● BRIEF 1
Answer these questions using the SHAP skill page, one line each:
(a) Under what license is the skill released?
(b) Which explainer does the skill use for black-box models?
(c) Which kind of plot does the skill generate for global feature importance?
● BRIEF 2
Proceed with the SHAP skill page, writing on from its final sentence.

● SOURCE EXTRACT
# shap

> Model interpretability and explainability using SHAP (SHapley Additive exPlanations) — use for explaining ML model predictions, computing feature importance, generating SHAP plots, debugging models, analyzing bias, and implementing explainable AI.

**Use case**: Explain any ML model's predictions with SHAP values

**Canonical URL**: https://agentcookbooks.com/skills/shap/

**Topics**: claude-code, skills, science, ml-libraries

**Trigger phrases**: "explain this model", "feature importance with SHAP", "SHAP waterfall plot", "why did the model predict", "model interpretability"

**Source**: [K-Dense AI](https://github.com/K-Dense-AI/scientific-agent-skills/tree/main/scientific-skills/shap)

**License**: MIT

---

## What it does

`shap` is a Claude Code skill from K-Dense AI's [scientific-agent-skills repo](https://github.com/K-Dense-AI/scientific-agent-skills). It turns Claude into a SHAP explainability expert that computes SHapley Additive exPlanations for any model — tree-based (XGBoost, LightGBM, random forest with TreeExplainer), deep learning (PyTorch, TensorFlow with DeepExplainer or GradientExplainer), linear models (LinearExplainer), and black-box models (KernelExplainer) — and generates the full suite of SHAP visualizations.

A session produces SHAP values for your model's predictions and the relevant plots: waterfall plots for individual predictions, beeswarm plots for global feature importance, force plots for interactive explanation, scatter plots for feature interactions, and heatmaps for sample-level explanation patterns.

● PROVIDED RECORDS
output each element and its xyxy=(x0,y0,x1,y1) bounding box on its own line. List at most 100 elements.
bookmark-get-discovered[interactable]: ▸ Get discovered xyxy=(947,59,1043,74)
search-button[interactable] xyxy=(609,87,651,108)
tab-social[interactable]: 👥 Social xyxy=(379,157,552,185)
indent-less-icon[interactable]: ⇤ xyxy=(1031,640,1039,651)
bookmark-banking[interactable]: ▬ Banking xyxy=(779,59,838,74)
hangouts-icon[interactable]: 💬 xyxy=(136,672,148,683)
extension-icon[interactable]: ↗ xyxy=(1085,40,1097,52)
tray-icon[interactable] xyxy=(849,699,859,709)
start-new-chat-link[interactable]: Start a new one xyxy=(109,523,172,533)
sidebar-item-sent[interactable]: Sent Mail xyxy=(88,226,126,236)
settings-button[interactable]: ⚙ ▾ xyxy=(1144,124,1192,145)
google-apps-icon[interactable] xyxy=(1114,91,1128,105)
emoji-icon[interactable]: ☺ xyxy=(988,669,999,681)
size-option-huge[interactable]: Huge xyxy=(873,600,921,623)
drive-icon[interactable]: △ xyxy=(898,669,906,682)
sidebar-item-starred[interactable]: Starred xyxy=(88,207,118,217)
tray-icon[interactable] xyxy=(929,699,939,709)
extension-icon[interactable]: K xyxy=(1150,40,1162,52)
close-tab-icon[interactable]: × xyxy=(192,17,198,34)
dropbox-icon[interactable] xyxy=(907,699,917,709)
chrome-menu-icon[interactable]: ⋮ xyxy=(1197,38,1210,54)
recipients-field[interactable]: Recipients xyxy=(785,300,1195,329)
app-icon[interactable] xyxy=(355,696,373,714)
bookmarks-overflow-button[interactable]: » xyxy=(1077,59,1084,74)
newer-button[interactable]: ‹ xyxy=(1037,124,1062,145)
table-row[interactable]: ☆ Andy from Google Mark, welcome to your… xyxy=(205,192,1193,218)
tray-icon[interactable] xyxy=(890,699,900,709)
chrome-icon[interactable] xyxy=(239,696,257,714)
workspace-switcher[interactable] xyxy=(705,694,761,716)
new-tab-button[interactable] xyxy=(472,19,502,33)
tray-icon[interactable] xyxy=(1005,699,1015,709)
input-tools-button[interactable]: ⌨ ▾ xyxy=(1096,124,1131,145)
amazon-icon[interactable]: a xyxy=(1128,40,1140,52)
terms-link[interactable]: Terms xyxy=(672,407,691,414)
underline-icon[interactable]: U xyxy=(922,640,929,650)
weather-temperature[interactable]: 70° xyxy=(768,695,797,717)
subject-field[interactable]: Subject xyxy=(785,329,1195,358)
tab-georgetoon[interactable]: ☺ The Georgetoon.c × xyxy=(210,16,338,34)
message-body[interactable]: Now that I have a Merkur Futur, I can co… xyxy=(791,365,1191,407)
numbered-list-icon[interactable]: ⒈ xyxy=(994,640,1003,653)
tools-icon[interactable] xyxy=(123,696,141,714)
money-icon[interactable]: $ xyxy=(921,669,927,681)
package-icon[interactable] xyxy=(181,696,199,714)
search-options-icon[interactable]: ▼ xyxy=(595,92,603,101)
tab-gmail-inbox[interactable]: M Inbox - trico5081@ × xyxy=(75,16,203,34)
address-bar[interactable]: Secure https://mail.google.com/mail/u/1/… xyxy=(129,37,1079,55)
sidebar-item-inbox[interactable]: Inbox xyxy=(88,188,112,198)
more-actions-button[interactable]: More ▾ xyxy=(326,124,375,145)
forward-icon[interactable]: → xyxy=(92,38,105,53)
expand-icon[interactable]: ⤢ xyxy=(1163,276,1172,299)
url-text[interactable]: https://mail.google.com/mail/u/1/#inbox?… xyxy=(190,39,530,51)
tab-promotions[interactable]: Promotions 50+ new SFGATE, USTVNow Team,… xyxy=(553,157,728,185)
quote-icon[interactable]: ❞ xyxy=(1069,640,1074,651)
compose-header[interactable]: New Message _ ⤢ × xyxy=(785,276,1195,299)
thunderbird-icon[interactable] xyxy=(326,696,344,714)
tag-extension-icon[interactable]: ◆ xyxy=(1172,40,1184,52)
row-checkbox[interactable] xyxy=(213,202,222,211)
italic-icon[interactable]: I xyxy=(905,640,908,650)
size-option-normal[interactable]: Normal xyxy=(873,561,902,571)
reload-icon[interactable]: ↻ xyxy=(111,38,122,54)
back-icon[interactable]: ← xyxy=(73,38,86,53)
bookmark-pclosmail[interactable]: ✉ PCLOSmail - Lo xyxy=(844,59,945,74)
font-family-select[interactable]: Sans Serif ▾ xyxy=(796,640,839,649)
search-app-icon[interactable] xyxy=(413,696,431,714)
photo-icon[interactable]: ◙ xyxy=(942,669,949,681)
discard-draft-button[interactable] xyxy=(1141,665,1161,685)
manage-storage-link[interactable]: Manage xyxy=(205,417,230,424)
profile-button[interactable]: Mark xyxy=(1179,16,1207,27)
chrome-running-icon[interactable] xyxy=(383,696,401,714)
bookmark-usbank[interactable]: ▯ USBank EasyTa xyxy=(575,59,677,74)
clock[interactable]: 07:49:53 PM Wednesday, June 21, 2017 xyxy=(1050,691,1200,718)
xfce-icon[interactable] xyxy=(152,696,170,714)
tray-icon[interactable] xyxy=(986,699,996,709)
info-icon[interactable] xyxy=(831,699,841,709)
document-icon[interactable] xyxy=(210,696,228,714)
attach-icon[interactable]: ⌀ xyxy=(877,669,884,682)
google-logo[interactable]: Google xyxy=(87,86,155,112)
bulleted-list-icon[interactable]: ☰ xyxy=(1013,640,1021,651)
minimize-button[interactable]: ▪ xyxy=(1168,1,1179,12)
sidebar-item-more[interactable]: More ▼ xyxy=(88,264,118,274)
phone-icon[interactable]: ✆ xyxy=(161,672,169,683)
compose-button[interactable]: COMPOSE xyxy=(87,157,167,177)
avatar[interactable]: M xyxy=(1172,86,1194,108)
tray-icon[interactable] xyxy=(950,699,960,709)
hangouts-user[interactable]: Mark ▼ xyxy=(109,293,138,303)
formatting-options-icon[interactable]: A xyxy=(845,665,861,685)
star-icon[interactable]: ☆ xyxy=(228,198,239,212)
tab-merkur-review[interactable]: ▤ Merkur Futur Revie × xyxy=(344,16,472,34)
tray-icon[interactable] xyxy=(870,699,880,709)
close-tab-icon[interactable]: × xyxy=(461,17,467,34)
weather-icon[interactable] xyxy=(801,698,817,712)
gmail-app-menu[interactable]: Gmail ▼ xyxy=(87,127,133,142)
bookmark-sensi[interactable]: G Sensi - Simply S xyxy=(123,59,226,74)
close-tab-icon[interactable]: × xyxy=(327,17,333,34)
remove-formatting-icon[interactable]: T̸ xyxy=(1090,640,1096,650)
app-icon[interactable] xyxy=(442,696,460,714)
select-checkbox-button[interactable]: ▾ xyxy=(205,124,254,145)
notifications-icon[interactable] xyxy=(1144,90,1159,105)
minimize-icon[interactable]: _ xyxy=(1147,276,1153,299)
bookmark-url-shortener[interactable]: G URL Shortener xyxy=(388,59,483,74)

● TASK RESPONSE 1
(a) MIT
(b) KernelExplainer
(c) Beeswarm plots

● TASK RESPONSE 2
## When to use it

Reach for it when:

- You need to explain an individual prediction to a stakeholder or in a regulatory context
- You want global feature importance that's more reliable than impurity-based feature importance from random forests
- You're debugging a model that's behaving unexpectedly and need to understand which features are driving specific predictions

When *not* to reach for it:

- You only need rough feature rankings and are using a tree model — built-in `feature_importances_` is faster
- Real-time inference contexts where SHAP computation latency is prohibitive

## Install

Copy the `SKILL.md` from K-Dense AI's [shap folder](https://github.com/K-Dense-AI/scientific-agent-skills/tree/main/scientific-skills/shap) into `.claude/skills/shap/` in your project.

Trigger phrases: "explain this model", "feature importance with SHAP", "SHAP waterfall plot", "why did the model predict", "model interpretability".

## What a session looks like

A typical session has three phases:

1. **Explainer selection.** Claude identifies the model type and selects the fastest appropriate explainer — `TreeExplainer` for tree-based models (exact SHAP values, fast), `DeepExplainer` for neural networks, `KernelExplainer` for black-box models (slow, use sampling).
2. **SHAP value computation.** The explainer runs on the background dataset and optionally on specific instances. Claude handles the background dataset selection (k-means summarization for large datasets) and masking for text/image inputs.
3. **Visualization.** The requested plots are generated and saved. Claude interprets the top features and flags any SHAP values that suggest the model is using spurious correlations.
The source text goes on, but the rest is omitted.